_Request_
Copy out the lines that have "Valencian" in them.

[Records from a data collection]
• • • •
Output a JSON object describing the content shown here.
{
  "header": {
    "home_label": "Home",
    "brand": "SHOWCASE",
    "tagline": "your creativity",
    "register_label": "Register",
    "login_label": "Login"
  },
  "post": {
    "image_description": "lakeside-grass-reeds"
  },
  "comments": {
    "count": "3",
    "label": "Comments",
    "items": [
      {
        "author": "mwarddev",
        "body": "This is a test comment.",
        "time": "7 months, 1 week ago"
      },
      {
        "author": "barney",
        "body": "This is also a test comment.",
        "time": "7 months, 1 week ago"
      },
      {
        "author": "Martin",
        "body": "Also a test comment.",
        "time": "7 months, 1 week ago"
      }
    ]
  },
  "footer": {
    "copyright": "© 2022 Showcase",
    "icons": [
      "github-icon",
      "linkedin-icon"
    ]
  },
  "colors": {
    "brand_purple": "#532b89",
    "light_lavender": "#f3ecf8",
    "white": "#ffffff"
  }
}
• • • •
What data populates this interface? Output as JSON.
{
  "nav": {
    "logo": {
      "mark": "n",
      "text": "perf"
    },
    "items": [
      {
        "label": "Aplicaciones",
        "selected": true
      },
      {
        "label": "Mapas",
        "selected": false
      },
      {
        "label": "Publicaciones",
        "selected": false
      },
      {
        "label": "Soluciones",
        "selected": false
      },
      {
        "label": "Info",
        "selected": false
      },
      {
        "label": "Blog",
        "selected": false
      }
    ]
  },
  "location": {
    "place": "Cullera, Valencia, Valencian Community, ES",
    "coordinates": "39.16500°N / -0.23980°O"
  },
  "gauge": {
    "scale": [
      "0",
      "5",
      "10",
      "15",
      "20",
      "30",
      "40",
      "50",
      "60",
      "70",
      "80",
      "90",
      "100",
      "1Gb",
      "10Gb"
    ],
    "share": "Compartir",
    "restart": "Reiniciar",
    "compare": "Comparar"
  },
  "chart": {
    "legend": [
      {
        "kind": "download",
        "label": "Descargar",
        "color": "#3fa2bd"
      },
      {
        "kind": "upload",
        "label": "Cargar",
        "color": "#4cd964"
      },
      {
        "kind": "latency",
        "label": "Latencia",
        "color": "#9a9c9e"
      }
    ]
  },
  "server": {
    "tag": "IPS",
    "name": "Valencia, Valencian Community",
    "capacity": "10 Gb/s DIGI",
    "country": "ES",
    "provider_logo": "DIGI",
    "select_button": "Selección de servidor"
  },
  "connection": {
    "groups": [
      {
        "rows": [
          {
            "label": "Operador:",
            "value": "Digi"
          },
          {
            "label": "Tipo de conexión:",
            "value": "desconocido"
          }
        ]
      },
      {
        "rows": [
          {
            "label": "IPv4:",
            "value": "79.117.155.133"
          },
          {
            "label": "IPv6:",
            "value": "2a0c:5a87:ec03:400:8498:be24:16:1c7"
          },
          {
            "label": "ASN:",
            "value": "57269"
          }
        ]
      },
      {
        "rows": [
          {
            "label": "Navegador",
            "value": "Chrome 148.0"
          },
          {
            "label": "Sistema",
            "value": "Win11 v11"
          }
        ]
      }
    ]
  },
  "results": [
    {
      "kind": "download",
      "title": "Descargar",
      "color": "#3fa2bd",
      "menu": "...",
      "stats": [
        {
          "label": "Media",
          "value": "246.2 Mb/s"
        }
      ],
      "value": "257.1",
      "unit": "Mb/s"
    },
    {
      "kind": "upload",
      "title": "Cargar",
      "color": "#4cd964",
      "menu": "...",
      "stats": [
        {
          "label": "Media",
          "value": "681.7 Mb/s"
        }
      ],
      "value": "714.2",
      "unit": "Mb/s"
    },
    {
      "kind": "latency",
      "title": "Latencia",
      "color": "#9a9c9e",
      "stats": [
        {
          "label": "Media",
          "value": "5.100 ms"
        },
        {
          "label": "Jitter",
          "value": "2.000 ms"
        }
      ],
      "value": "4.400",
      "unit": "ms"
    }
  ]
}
• • • •
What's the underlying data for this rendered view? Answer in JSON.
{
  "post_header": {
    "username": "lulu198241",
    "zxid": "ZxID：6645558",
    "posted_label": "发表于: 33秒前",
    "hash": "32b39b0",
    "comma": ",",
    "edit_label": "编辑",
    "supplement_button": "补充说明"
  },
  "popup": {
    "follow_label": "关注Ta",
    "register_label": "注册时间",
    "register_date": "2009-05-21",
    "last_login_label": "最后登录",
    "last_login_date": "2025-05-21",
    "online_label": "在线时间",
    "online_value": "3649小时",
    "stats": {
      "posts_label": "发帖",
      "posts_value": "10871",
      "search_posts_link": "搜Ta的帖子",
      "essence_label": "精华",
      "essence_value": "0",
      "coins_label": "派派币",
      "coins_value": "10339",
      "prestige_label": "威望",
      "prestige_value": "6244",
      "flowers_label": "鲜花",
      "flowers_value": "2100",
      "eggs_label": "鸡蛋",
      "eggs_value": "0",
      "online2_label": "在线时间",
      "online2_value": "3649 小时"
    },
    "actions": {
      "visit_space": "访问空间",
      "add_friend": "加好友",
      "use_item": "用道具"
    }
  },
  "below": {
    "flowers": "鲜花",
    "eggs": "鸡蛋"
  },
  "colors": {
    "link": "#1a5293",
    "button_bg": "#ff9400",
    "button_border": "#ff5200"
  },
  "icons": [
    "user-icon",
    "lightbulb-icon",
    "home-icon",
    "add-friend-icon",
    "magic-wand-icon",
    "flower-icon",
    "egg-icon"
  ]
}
• • • •
_Solution to this exercise_
    "place": "Cullera, Valencia, Valencian Community, ES",
    "name": "Valencia, Valencian Community",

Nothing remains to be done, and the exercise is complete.